*Written task*.
Copy out the listing below word for word, from its first line up to and including the line with "bar [760,484,810,573]".

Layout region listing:
====
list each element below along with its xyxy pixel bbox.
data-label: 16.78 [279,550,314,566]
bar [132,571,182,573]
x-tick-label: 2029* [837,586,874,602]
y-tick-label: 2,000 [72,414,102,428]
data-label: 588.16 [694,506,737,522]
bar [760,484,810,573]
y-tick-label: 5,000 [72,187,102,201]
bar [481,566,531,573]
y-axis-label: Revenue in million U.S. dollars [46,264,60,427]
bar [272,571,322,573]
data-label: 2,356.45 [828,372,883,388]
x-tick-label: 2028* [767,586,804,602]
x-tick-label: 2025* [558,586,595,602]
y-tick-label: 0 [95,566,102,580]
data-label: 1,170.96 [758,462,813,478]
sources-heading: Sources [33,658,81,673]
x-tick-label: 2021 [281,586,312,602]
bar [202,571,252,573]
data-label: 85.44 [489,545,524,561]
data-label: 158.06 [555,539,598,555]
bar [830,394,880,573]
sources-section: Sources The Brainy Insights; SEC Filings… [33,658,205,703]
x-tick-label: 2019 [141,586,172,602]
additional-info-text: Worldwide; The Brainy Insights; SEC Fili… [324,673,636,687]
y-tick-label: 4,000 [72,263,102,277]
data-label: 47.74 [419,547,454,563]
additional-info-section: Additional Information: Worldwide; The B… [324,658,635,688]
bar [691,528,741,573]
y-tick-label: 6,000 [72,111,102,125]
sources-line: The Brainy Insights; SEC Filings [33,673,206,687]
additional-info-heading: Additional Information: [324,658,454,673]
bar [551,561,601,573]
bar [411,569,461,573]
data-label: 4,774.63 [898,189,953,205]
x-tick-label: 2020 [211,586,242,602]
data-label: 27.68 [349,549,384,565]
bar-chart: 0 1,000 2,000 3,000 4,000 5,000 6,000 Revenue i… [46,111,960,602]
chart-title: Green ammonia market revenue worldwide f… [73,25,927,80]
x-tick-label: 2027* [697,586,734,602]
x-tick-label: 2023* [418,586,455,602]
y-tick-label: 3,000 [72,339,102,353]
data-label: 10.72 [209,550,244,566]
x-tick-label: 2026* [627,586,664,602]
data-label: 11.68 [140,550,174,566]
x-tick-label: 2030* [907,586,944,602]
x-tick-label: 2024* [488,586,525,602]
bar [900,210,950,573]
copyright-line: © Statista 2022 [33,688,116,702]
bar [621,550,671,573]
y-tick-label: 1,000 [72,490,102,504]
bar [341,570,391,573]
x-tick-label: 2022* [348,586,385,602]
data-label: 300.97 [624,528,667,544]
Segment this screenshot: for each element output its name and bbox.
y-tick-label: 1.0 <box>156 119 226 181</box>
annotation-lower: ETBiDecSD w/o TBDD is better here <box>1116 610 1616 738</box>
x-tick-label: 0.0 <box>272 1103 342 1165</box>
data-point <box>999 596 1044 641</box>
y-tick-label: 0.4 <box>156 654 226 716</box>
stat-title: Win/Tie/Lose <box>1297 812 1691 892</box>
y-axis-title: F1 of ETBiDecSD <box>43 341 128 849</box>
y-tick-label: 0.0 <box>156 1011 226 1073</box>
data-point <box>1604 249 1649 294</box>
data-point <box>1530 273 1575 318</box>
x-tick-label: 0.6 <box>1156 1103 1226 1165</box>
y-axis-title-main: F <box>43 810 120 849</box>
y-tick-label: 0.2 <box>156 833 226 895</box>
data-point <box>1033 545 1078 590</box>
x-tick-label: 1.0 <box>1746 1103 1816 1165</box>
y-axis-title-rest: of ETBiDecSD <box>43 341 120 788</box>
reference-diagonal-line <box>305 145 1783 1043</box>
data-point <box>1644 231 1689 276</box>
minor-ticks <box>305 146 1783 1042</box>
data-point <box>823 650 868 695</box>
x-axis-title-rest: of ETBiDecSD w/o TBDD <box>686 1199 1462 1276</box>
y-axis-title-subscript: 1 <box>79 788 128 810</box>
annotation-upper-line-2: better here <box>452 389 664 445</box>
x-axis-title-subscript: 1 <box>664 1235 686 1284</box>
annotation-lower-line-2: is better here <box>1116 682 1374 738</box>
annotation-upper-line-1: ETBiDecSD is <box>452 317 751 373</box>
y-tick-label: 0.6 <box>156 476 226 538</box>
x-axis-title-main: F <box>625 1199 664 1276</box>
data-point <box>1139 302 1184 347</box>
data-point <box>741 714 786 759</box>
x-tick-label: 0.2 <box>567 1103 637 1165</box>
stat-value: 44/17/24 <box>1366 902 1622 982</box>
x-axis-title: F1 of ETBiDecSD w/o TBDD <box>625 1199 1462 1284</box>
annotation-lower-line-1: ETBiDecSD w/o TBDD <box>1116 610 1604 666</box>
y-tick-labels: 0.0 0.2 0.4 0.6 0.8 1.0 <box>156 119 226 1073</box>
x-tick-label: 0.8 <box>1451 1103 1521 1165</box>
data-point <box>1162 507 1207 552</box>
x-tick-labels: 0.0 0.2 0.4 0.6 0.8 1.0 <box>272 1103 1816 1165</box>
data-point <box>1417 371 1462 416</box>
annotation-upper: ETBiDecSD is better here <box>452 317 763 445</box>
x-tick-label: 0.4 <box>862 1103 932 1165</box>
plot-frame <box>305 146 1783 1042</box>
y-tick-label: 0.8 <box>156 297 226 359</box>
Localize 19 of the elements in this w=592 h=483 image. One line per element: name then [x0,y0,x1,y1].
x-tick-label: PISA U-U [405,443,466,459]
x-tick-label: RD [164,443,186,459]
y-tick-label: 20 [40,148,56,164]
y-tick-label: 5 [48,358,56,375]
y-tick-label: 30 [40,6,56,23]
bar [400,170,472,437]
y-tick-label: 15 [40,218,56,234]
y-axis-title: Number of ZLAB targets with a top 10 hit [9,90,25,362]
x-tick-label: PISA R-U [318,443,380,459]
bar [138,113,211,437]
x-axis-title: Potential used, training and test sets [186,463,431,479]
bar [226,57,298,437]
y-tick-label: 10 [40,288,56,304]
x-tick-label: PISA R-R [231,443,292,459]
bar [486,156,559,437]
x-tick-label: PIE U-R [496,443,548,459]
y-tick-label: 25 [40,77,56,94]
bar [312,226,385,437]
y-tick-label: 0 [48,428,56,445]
====
*Result of this exercise*.
list each element below along with its xyxy pixel bbox.
data-label: 16.78 [279,550,314,566]
bar [132,571,182,573]
x-tick-label: 2029* [837,586,874,602]
y-tick-label: 2,000 [72,414,102,428]
data-label: 588.16 [694,506,737,522]
bar [760,484,810,573]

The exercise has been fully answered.